**Exercise directions**
Write the records out again exactly, leaving no images in.

**Data records**
··········

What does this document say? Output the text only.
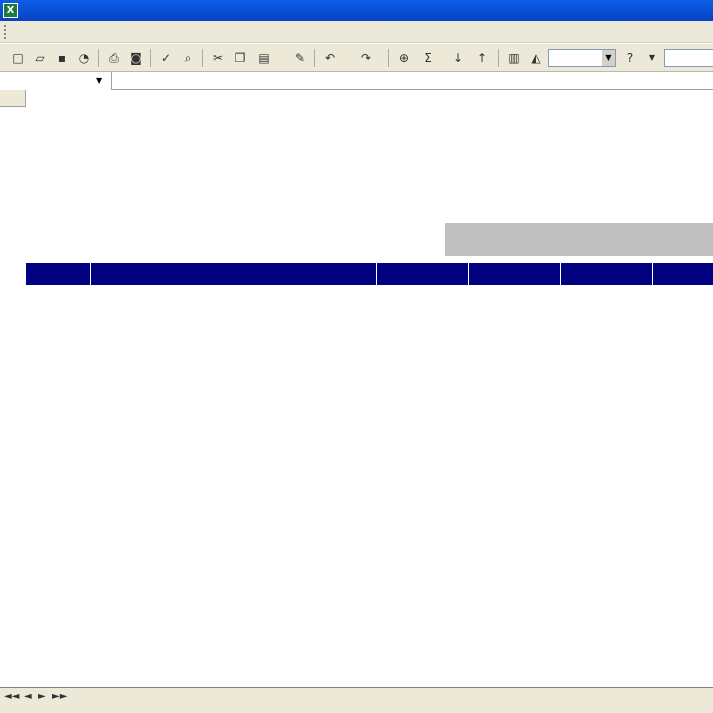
X
□ ▱	▪	◔	⎙ ◙	✓	⌕	✂ ❐	▤	✎	↶	↷	⊕	Σ	↓	↑	▥ ◭	▼	?	▼
▼
◄◄ ◄ ► ►►
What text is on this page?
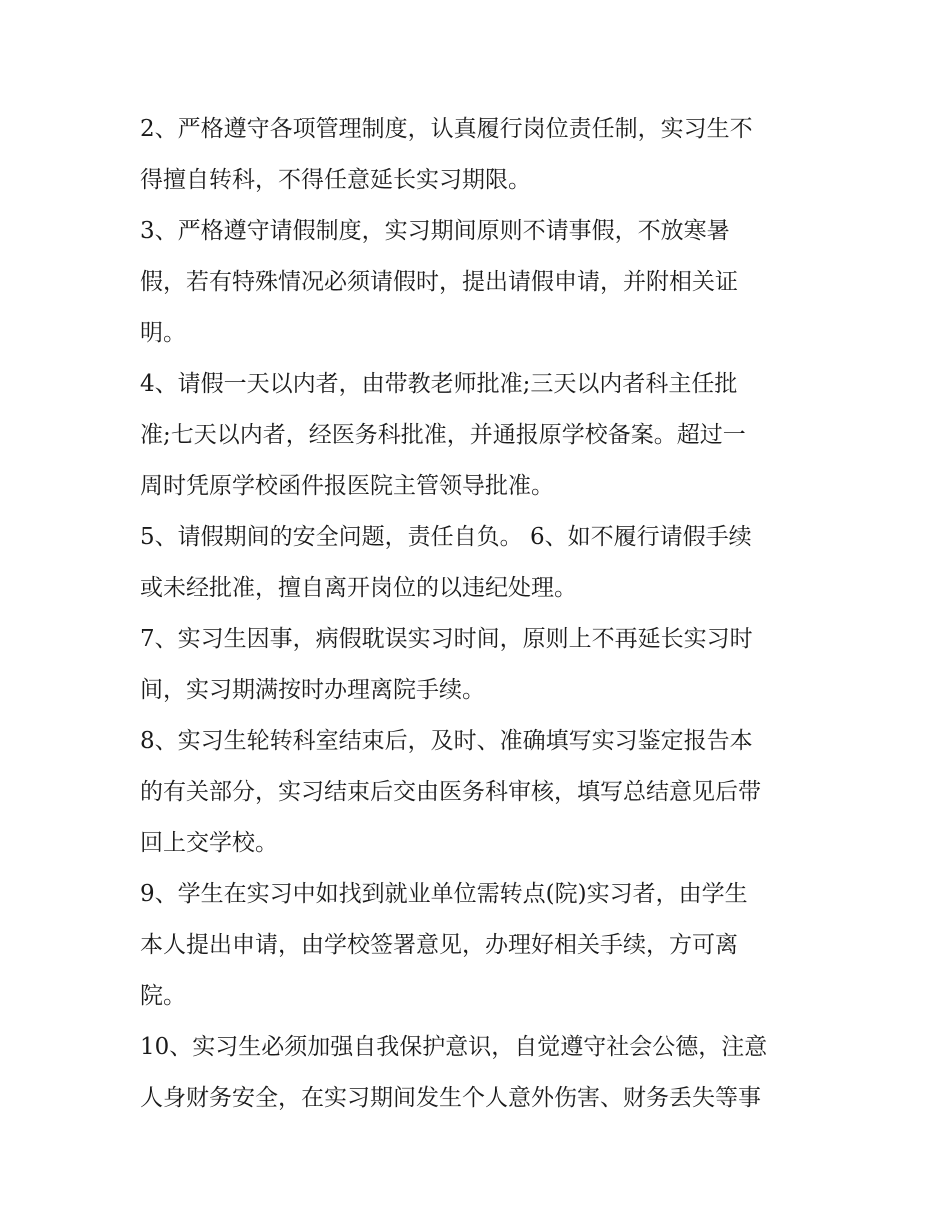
2、严格遵守各项管理制度，认真履行岗位责任制，实习生不
得擅自转科，不得任意延长实习期限。
3、严格遵守请假制度，实习期间原则不请事假，不放寒暑
假，若有特殊情况必须请假时，提出请假申请，并附相关证
明。
4、请假一天以内者，由带教老师批准;三天以内者科主任批
准;七天以内者，经医务科批准，并通报原学校备案。超过一
周时凭原学校函件报医院主管领导批准。
5、请假期间的安全问题，责任自负。 6、如不履行请假手续
或未经批准，擅自离开岗位的以违纪处理。
7、实习生因事，病假耽误实习时间，原则上不再延长实习时
间，实习期满按时办理离院手续。
8、实习生轮转科室结束后，及时、准确填写实习鉴定报告本
的有关部分，实习结束后交由医务科审核，填写总结意见后带
回上交学校。
9、学生在实习中如找到就业单位需转点(院)实习者，由学生
本人提出申请，由学校签署意见，办理好相关手续，方可离
院。
10、实习生必须加强自我保护意识，自觉遵守社会公德，注意
人身财务安全，在实习期间发生个人意外伤害、财务丢失等事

··········

**Exercise answer**
What does this document say? Output the text only.
X
□ ▱	▪	◔	⎙ ◙	✓	⌕	✂ ❐	▤	✎	↶	↷	⊕	Σ	↓	↑	▥ ◭	▼	?	▼
▼
◄◄ ◄ ► ►►
What text is on this page?
2、严格遵守各项管理制度，认真履行岗位责任制，实习生不
得擅自转科，不得任意延长实习期限。
3、严格遵守请假制度，实习期间原则不请事假，不放寒暑
假，若有特殊情况必须请假时，提出请假申请，并附相关证
明。
4、请假一天以内者，由带教老师批准;三天以内者科主任批
准;七天以内者，经医务科批准，并通报原学校备案。超过一
周时凭原学校函件报医院主管领导批准。
5、请假期间的安全问题，责任自负。 6、如不履行请假手续
或未经批准，擅自离开岗位的以违纪处理。
7、实习生因事，病假耽误实习时间，原则上不再延长实习时
间，实习期满按时办理离院手续。
8、实习生轮转科室结束后，及时、准确填写实习鉴定报告本
的有关部分，实习结束后交由医务科审核，填写总结意见后带
回上交学校。
9、学生在实习中如找到就业单位需转点(院)实习者，由学生
本人提出申请，由学校签署意见，办理好相关手续，方可离
院。
10、实习生必须加强自我保护意识，自觉遵守社会公德，注意
人身财务安全，在实习期间发生个人意外伤害、财务丢失等事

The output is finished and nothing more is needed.